INSTRUCTIONS FOR THE TASK
Reproduce each line exactly, including spacing and punctuation.

DATA
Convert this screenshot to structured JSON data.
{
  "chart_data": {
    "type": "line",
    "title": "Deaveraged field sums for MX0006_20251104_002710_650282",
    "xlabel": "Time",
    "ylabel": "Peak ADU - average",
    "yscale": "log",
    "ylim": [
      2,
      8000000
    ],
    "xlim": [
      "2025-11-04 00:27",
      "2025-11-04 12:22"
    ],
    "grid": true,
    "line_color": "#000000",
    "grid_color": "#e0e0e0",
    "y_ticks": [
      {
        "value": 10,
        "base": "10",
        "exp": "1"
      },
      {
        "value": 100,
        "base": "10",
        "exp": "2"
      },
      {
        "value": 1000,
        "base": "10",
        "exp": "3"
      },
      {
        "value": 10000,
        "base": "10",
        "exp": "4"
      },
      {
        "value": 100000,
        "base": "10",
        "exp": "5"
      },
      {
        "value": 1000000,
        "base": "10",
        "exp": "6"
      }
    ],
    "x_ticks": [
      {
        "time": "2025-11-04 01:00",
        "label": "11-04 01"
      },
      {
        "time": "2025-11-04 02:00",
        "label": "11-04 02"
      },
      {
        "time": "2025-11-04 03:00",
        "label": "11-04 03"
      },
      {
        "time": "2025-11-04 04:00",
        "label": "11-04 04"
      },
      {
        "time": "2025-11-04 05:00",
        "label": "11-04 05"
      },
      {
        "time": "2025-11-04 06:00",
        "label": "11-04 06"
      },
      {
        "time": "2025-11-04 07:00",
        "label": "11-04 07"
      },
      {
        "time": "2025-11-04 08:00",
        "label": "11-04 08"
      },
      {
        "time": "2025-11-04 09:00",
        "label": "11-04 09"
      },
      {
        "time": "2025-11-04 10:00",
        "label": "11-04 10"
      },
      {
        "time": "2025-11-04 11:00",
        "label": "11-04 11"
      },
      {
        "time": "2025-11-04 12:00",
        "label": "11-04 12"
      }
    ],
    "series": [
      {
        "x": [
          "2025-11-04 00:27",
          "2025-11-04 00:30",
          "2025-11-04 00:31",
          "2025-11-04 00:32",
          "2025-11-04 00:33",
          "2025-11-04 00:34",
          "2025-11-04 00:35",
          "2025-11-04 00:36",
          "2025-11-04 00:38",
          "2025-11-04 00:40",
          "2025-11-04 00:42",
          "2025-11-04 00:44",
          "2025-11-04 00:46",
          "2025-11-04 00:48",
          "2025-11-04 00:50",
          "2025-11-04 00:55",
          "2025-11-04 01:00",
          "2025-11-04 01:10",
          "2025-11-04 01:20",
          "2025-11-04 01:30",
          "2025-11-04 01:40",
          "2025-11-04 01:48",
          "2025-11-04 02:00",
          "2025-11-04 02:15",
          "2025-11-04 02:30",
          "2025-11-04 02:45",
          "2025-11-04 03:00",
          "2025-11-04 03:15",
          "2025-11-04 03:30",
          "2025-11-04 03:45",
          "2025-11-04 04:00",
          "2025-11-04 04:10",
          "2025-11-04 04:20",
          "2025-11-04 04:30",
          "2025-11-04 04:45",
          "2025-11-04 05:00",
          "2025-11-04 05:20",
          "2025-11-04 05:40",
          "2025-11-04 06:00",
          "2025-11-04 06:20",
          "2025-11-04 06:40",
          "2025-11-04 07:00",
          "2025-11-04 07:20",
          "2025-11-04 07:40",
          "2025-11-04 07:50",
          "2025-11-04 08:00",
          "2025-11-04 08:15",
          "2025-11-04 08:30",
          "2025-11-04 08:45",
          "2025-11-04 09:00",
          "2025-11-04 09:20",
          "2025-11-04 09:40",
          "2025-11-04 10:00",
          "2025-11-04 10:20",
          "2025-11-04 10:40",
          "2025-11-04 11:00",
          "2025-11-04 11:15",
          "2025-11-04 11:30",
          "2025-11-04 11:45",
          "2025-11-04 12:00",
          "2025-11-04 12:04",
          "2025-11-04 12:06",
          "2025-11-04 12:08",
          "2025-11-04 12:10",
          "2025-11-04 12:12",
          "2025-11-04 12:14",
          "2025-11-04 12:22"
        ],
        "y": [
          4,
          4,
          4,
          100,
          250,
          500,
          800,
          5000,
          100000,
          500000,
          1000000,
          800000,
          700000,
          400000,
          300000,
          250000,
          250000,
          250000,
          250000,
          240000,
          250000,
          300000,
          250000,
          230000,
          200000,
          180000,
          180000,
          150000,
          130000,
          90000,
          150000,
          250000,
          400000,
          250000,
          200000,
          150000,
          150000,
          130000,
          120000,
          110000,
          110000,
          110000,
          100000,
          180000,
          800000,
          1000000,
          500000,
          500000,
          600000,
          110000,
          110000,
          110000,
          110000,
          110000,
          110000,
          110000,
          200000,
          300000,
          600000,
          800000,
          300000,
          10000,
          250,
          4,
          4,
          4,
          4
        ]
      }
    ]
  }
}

ANSWER TO THE EXERCISE
Convert this screenshot to structured JSON data.
{
  "chart_data": {
    "type": "line",
    "title": "Deaveraged field sums for MX0006_20251104_002710_650282",
    "xlabel": "Time",
    "ylabel": "Peak ADU - average",
    "yscale": "log",
    "ylim": [
      2,
      8000000
    ],
    "xlim": [
      "2025-11-04 00:27",
      "2025-11-04 12:22"
    ],
    "grid": true,
    "line_color": "#000000",
    "grid_color": "#e0e0e0",
    "y_ticks": [
      {
        "value": 10,
        "base": "10",
        "exp": "1"
      },
      {
        "value": 100,
        "base": "10",
        "exp": "2"
      },
      {
        "value": 1000,
        "base": "10",
        "exp": "3"
      },
      {
        "value": 10000,
        "base": "10",
        "exp": "4"
      },
      {
        "value": 100000,
        "base": "10",
        "exp": "5"
      },
      {
        "value": 1000000,
        "base": "10",
        "exp": "6"
      }
    ],
    "x_ticks": [
      {
        "time": "2025-11-04 01:00",
        "label": "11-04 01"
      },
      {
        "time": "2025-11-04 02:00",
        "label": "11-04 02"
      },
      {
        "time": "2025-11-04 03:00",
        "label": "11-04 03"
      },
      {
        "time": "2025-11-04 04:00",
        "label": "11-04 04"
      },
      {
        "time": "2025-11-04 05:00",
        "label": "11-04 05"
      },
      {
        "time": "2025-11-04 06:00",
        "label": "11-04 06"
      },
      {
        "time": "2025-11-04 07:00",
        "label": "11-04 07"
      },
      {
        "time": "2025-11-04 08:00",
        "label": "11-04 08"
      },
      {
        "time": "2025-11-04 09:00",
        "label": "11-04 09"
      },
      {
        "time": "2025-11-04 10:00",
        "label": "11-04 10"
      },
      {
        "time": "2025-11-04 11:00",
        "label": "11-04 11"
      },
      {
        "time": "2025-11-04 12:00",
        "label": "11-04 12"
      }
    ],
    "series": [
      {
        "x": [
          "2025-11-04 00:27",
          "2025-11-04 00:30",
          "2025-11-04 00:31",
          "2025-11-04 00:32",
          "2025-11-04 00:33",
          "2025-11-04 00:34",
          "2025-11-04 00:35",
          "2025-11-04 00:36",
          "2025-11-04 00:38",
          "2025-11-04 00:40",
          "2025-11-04 00:42",
          "2025-11-04 00:44",
          "2025-11-04 00:46",
          "2025-11-04 00:48",
          "2025-11-04 00:50",
          "2025-11-04 00:55",
          "2025-11-04 01:00",
          "2025-11-04 01:10",
          "2025-11-04 01:20",
          "2025-11-04 01:30",
          "2025-11-04 01:40",
          "2025-11-04 01:48",
          "2025-11-04 02:00",
          "2025-11-04 02:15",
          "2025-11-04 02:30",
          "2025-11-04 02:45",
          "2025-11-04 03:00",
          "2025-11-04 03:15",
          "2025-11-04 03:30",
          "2025-11-04 03:45",
          "2025-11-04 04:00",
          "2025-11-04 04:10",
          "2025-11-04 04:20",
          "2025-11-04 04:30",
          "2025-11-04 04:45",
          "2025-11-04 05:00",
          "2025-11-04 05:20",
          "2025-11-04 05:40",
          "2025-11-04 06:00",
          "2025-11-04 06:20",
          "2025-11-04 06:40",
          "2025-11-04 07:00",
          "2025-11-04 07:20",
          "2025-11-04 07:40",
          "2025-11-04 07:50",
          "2025-11-04 08:00",
          "2025-11-04 08:15",
          "2025-11-04 08:30",
          "2025-11-04 08:45",
          "2025-11-04 09:00",
          "2025-11-04 09:20",
          "2025-11-04 09:40",
          "2025-11-04 10:00",
          "2025-11-04 10:20",
          "2025-11-04 10:40",
          "2025-11-04 11:00",
          "2025-11-04 11:15",
          "2025-11-04 11:30",
          "2025-11-04 11:45",
          "2025-11-04 12:00",
          "2025-11-04 12:04",
          "2025-11-04 12:06",
          "2025-11-04 12:08",
          "2025-11-04 12:10",
          "2025-11-04 12:12",
          "2025-11-04 12:14",
          "2025-11-04 12:22"
        ],
        "y": [
          4,
          4,
          4,
          100,
          250,
          500,
          800,
          5000,
          100000,
          500000,
          1000000,
          800000,
          700000,
          400000,
          300000,
          250000,
          250000,
          250000,
          250000,
          240000,
          250000,
          300000,
          250000,
          230000,
          200000,
          180000,
          180000,
          150000,
          130000,
          90000,
          150000,
          250000,
          400000,
          250000,
          200000,
          150000,
          150000,
          130000,
          120000,
          110000,
          110000,
          110000,
          100000,
          180000,
          800000,
          1000000,
          500000,
          500000,
          600000,
          110000,
          110000,
          110000,
          110000,
          110000,
          110000,
          110000,
          200000,
          300000,
          600000,
          800000,
          300000,
          10000,
          250,
          4,
          4,
          4,
          4
        ]
      }
    ]
  }
}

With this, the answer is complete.